_Instructions for the task_: Find every line containing the word "screenshot" and report the count, nothing more.

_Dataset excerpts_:
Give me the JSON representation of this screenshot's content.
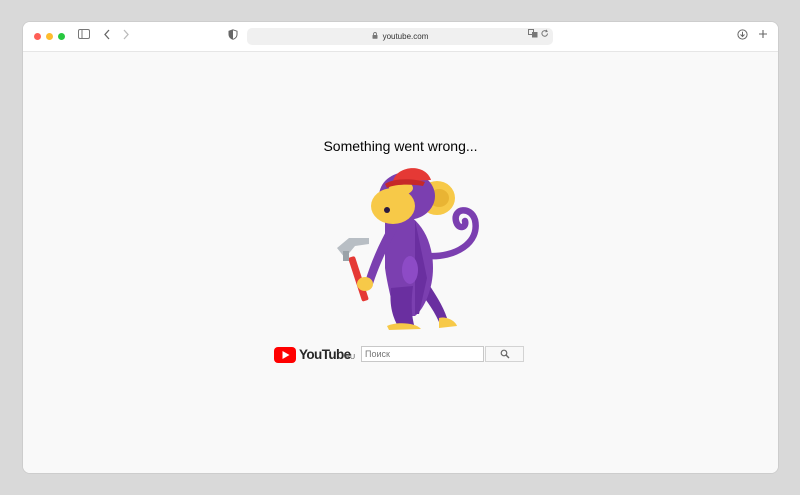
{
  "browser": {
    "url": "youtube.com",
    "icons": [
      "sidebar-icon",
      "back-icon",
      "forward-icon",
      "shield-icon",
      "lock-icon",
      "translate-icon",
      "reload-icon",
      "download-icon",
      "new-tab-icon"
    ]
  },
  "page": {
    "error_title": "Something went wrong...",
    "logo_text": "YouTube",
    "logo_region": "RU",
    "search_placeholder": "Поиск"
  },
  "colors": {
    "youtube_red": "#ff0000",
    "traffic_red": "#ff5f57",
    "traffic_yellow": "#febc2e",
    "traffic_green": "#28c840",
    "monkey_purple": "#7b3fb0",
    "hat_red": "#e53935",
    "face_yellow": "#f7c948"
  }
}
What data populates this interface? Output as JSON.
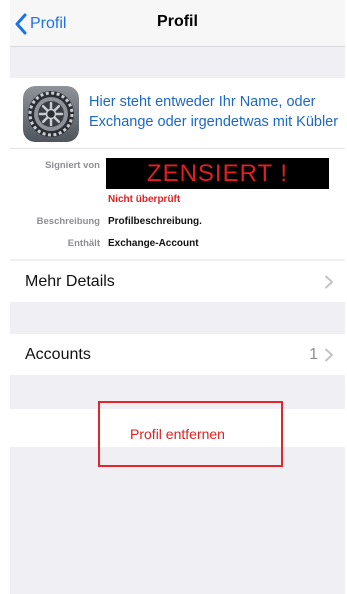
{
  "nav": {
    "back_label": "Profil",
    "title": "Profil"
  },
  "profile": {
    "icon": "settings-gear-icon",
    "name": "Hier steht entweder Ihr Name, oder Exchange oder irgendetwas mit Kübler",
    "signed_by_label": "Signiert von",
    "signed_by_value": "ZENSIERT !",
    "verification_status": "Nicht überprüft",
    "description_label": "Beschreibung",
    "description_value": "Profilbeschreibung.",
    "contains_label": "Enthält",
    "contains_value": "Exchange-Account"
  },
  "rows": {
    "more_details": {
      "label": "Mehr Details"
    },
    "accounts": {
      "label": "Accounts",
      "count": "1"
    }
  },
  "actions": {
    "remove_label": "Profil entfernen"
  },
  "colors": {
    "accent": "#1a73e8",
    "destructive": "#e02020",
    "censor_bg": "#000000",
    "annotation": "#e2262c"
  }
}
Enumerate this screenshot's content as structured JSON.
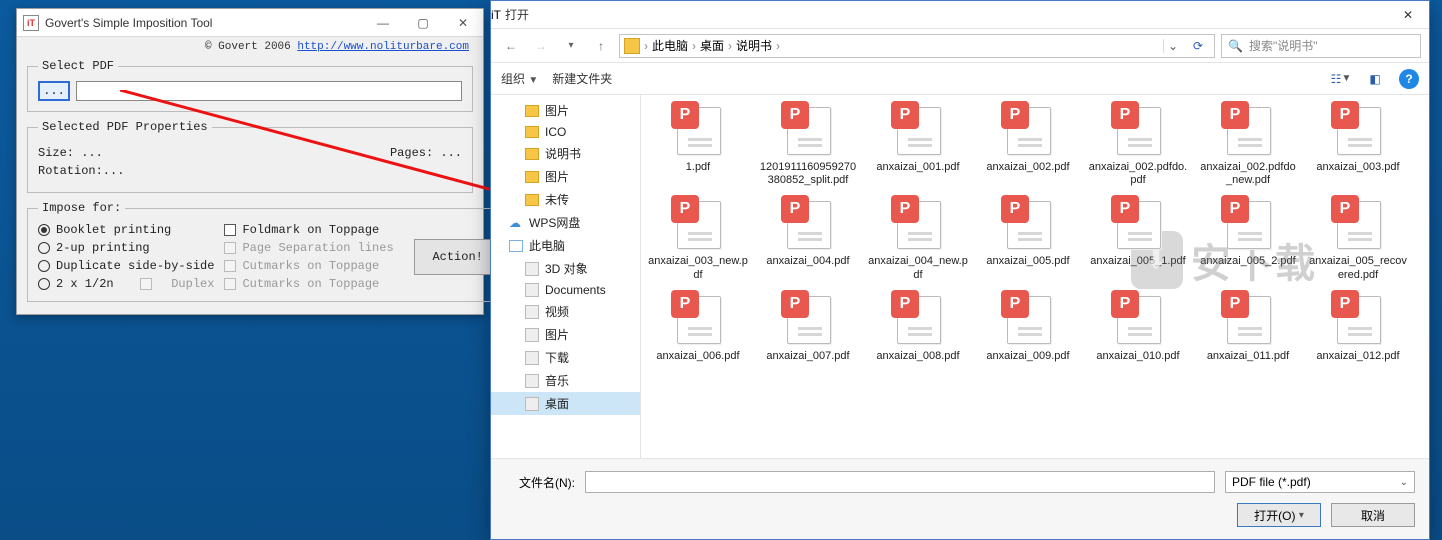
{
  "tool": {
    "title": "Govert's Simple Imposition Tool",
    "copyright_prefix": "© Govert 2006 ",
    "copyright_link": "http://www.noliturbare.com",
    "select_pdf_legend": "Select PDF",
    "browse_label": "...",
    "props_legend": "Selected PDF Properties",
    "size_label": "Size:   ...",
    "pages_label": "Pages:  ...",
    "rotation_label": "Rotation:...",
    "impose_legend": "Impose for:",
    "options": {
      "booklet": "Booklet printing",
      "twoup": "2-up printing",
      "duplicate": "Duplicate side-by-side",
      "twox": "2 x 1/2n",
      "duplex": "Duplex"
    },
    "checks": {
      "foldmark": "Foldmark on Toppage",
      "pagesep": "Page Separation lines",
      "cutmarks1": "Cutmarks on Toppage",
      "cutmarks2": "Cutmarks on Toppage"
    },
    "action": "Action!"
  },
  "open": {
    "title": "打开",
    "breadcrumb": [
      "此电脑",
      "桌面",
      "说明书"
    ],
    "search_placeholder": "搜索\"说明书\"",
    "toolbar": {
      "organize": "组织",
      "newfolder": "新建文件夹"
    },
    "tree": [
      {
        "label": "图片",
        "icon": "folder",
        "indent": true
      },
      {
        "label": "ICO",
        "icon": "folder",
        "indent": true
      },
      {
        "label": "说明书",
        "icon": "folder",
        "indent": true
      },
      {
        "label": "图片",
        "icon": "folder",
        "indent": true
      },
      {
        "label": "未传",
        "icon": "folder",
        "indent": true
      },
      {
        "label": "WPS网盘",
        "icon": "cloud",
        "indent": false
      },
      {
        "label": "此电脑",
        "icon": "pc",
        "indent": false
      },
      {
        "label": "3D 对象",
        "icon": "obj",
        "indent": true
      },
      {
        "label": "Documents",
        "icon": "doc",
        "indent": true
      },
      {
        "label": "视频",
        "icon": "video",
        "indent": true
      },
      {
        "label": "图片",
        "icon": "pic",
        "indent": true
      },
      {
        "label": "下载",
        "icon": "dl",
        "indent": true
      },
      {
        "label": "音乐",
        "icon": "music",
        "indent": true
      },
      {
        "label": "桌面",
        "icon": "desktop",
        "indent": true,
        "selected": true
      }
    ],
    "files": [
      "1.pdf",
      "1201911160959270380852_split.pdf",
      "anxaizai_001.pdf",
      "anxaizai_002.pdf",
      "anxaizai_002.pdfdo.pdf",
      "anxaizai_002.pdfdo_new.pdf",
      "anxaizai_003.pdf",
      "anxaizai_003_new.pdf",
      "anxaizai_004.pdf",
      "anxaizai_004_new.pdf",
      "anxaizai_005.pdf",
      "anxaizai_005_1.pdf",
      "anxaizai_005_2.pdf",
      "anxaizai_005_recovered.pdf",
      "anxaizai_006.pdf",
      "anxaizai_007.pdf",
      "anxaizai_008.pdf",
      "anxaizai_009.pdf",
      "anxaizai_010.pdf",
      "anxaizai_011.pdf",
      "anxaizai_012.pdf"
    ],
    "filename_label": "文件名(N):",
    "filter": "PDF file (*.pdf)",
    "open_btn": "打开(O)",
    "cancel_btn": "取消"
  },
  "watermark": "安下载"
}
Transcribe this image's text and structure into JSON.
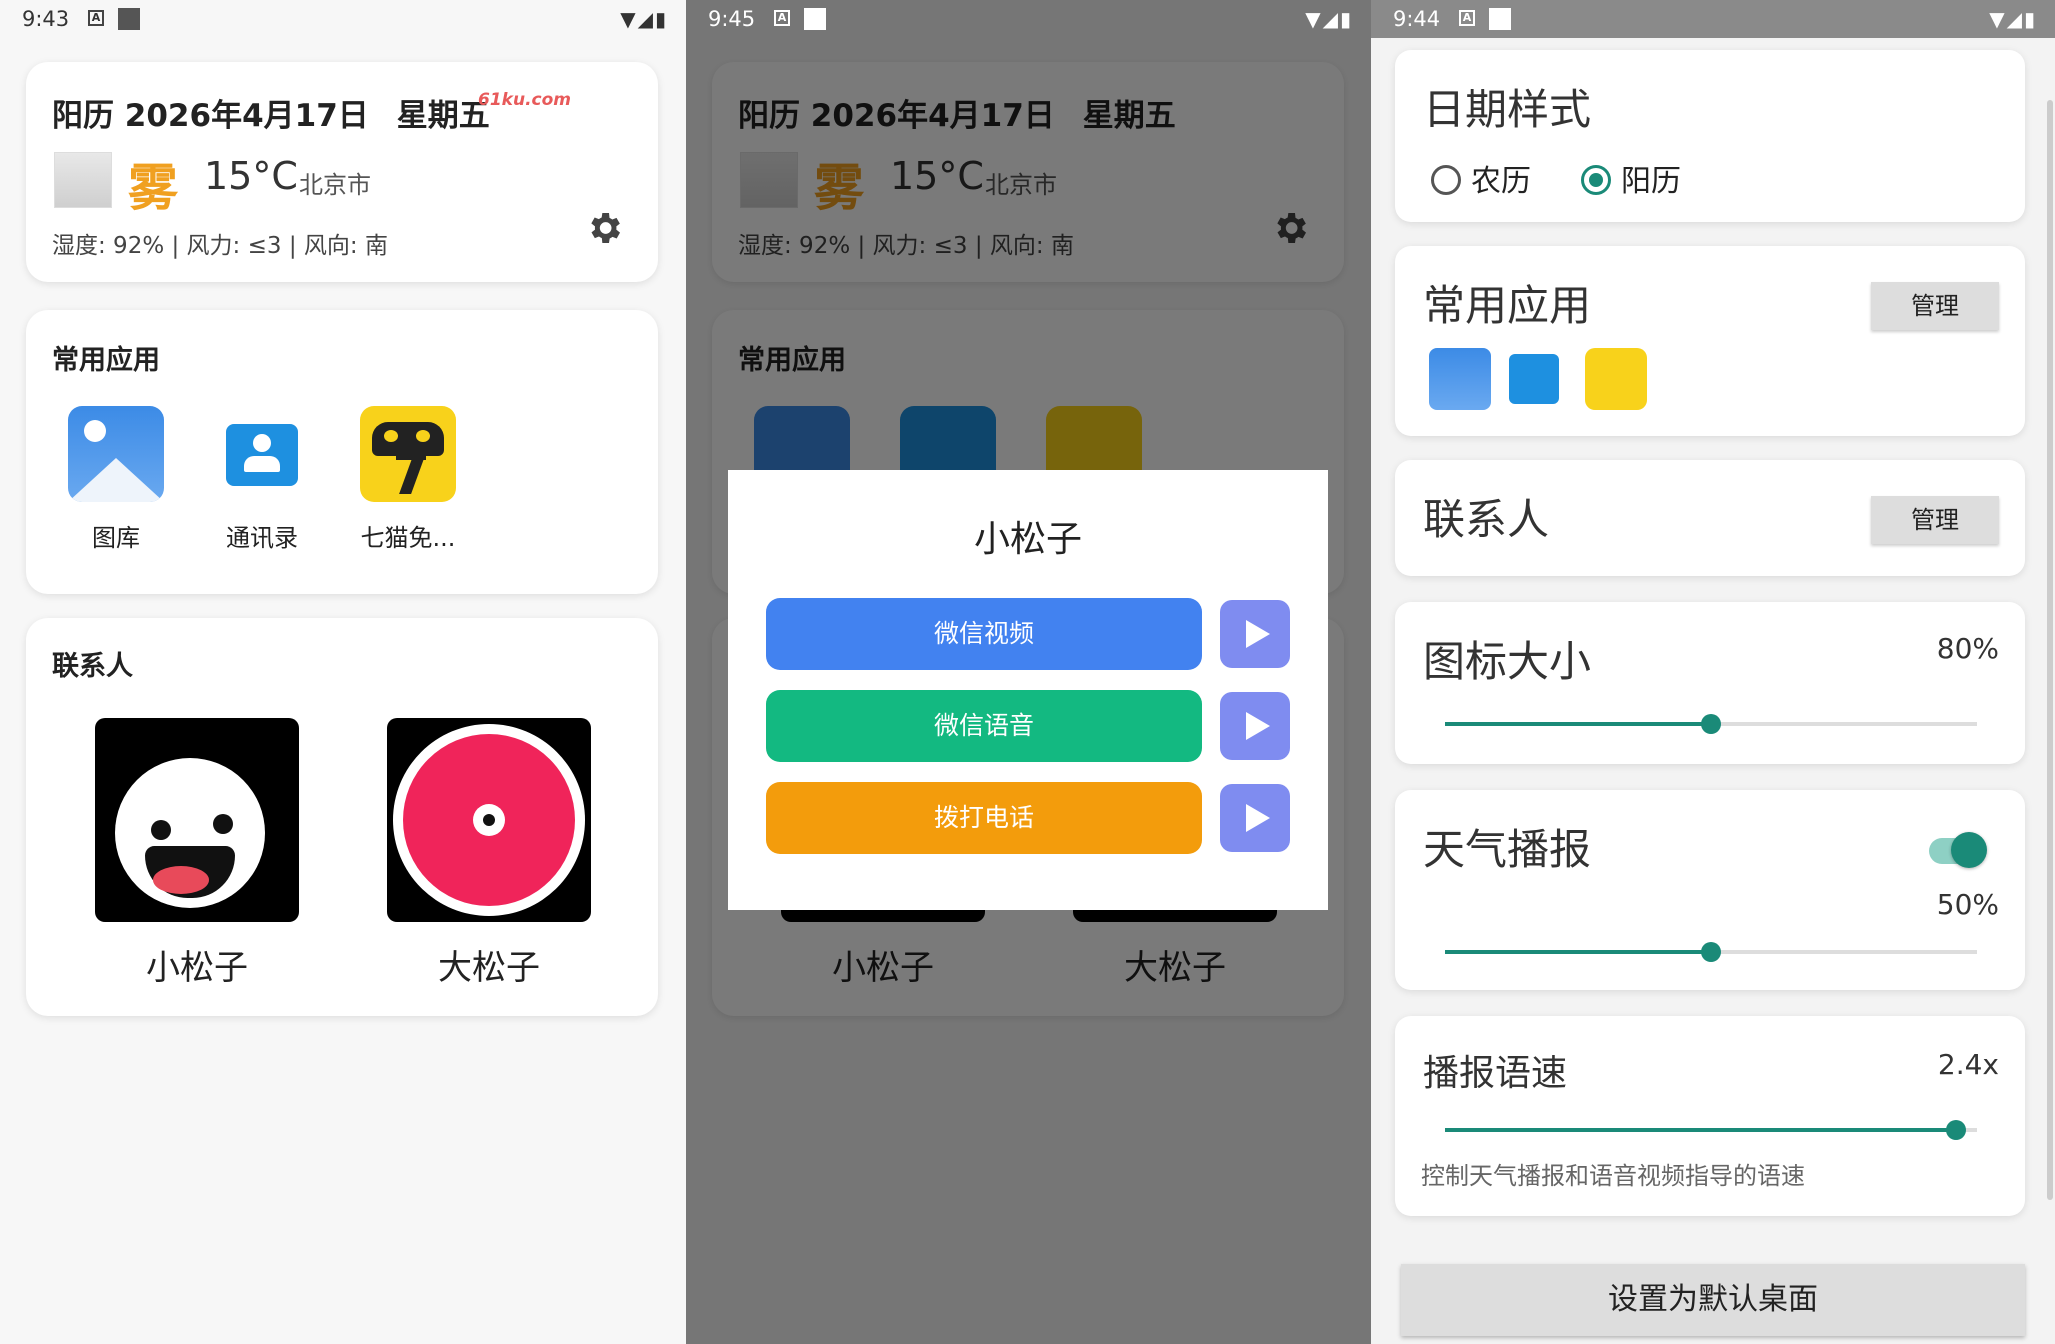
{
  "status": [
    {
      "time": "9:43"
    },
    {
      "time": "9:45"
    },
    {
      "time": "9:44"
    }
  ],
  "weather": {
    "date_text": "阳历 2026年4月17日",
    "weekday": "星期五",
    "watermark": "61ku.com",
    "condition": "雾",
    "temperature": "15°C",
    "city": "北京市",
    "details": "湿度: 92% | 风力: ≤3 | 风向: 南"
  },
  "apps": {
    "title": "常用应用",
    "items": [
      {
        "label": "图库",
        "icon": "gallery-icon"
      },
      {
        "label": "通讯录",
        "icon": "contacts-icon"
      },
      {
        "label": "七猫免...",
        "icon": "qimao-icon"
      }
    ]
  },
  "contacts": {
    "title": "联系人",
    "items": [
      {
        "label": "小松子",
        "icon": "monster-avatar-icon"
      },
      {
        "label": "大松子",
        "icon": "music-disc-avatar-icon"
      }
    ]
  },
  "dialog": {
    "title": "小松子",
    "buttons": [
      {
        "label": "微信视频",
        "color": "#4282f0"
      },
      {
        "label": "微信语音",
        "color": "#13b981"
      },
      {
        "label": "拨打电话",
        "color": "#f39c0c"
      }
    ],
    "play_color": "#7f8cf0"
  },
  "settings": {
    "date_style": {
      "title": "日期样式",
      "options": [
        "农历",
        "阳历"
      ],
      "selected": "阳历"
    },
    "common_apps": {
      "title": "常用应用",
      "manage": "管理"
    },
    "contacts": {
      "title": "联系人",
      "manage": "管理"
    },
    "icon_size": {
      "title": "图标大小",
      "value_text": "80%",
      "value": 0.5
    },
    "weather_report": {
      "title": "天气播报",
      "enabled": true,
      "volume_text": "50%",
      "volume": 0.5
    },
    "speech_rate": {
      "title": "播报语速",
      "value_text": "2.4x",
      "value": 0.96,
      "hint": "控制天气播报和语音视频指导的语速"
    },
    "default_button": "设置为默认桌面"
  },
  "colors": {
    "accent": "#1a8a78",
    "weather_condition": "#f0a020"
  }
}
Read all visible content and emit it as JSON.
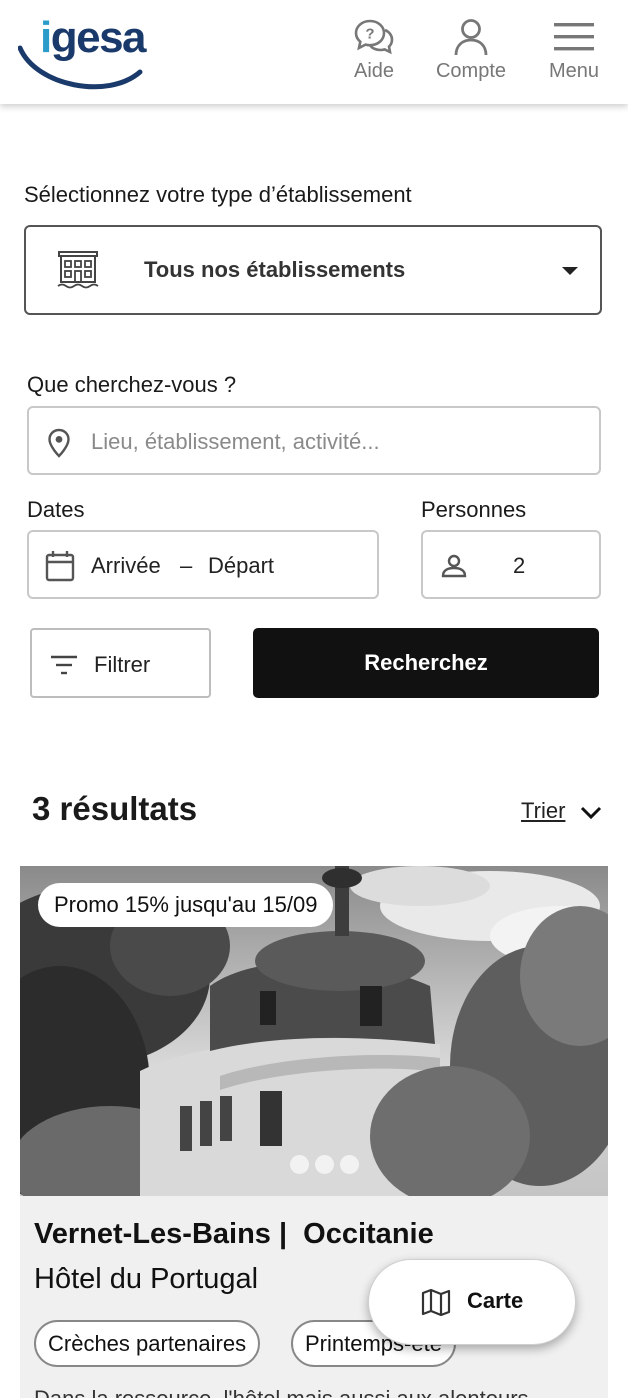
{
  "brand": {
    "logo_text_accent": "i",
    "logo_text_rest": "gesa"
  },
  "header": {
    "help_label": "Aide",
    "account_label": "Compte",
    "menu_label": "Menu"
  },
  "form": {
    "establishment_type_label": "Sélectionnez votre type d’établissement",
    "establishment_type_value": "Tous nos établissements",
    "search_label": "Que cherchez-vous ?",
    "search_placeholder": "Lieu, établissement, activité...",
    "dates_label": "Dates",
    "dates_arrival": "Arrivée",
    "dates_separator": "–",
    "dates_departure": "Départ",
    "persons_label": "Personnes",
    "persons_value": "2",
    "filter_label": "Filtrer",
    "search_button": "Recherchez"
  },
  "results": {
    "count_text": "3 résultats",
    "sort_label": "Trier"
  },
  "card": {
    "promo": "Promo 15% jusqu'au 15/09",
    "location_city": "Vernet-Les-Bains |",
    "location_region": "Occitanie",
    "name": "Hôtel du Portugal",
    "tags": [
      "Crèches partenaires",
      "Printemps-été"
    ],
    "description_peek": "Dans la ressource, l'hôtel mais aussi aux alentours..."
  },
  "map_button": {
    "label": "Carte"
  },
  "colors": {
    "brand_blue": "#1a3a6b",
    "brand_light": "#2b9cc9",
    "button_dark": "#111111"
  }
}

_Task result_: 2